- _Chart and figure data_
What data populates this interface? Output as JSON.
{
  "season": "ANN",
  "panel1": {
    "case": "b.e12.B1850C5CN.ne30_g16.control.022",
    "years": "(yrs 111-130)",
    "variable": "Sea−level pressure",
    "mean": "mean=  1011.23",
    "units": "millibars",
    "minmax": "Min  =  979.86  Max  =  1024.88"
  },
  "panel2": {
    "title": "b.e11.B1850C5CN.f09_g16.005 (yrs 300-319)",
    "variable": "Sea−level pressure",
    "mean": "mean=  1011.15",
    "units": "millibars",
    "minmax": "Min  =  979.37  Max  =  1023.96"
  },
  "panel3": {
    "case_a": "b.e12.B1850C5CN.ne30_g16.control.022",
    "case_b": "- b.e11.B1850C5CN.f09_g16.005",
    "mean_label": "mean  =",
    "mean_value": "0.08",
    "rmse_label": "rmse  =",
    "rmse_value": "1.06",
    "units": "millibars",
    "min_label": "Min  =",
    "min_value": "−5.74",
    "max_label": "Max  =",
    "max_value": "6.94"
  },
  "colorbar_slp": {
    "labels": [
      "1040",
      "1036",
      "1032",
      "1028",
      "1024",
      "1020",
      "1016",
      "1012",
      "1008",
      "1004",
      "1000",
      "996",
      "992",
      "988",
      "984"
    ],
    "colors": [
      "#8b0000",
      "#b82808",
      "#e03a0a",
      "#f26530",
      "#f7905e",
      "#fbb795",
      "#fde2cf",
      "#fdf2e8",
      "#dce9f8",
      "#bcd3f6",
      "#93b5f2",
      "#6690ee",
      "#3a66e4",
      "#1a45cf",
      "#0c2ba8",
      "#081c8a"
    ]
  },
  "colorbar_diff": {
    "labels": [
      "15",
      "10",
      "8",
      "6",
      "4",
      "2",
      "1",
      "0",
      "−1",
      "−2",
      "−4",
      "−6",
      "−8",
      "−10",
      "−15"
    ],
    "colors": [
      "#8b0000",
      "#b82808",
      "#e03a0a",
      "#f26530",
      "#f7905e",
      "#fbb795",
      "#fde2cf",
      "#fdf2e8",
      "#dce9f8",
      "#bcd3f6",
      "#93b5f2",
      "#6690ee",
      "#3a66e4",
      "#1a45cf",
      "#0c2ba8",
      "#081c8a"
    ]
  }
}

- _Task requirements_
Set down the entries above again, word for word.

- _Solution for this task_
What data populates this interface? Output as JSON.
{
  "season": "ANN",
  "panel1": {
    "case": "b.e12.B1850C5CN.ne30_g16.control.022",
    "years": "(yrs 111-130)",
    "variable": "Sea−level pressure",
    "mean": "mean=  1011.23",
    "units": "millibars",
    "minmax": "Min  =  979.86  Max  =  1024.88"
  },
  "panel2": {
    "title": "b.e11.B1850C5CN.f09_g16.005 (yrs 300-319)",
    "variable": "Sea−level pressure",
    "mean": "mean=  1011.15",
    "units": "millibars",
    "minmax": "Min  =  979.37  Max  =  1023.96"
  },
  "panel3": {
    "case_a": "b.e12.B1850C5CN.ne30_g16.control.022",
    "case_b": "- b.e11.B1850C5CN.f09_g16.005",
    "mean_label": "mean  =",
    "mean_value": "0.08",
    "rmse_label": "rmse  =",
    "rmse_value": "1.06",
    "units": "millibars",
    "min_label": "Min  =",
    "min_value": "−5.74",
    "max_label": "Max  =",
    "max_value": "6.94"
  },
  "colorbar_slp": {
    "labels": [
      "1040",
      "1036",
      "1032",
      "1028",
      "1024",
      "1020",
      "1016",
      "1012",
      "1008",
      "1004",
      "1000",
      "996",
      "992",
      "988",
      "984"
    ],
    "colors": [
      "#8b0000",
      "#b82808",
      "#e03a0a",
      "#f26530",
      "#f7905e",
      "#fbb795",
      "#fde2cf",
      "#fdf2e8",
      "#dce9f8",
      "#bcd3f6",
      "#93b5f2",
      "#6690ee",
      "#3a66e4",
      "#1a45cf",
      "#0c2ba8",
      "#081c8a"
    ]
  },
  "colorbar_diff": {
    "labels": [
      "15",
      "10",
      "8",
      "6",
      "4",
      "2",
      "1",
      "0",
      "−1",
      "−2",
      "−4",
      "−6",
      "−8",
      "−10",
      "−15"
    ],
    "colors": [
      "#8b0000",
      "#b82808",
      "#e03a0a",
      "#f26530",
      "#f7905e",
      "#fbb795",
      "#fde2cf",
      "#fdf2e8",
      "#dce9f8",
      "#bcd3f6",
      "#93b5f2",
      "#6690ee",
      "#3a66e4",
      "#1a45cf",
      "#0c2ba8",
      "#081c8a"
    ]
  }
}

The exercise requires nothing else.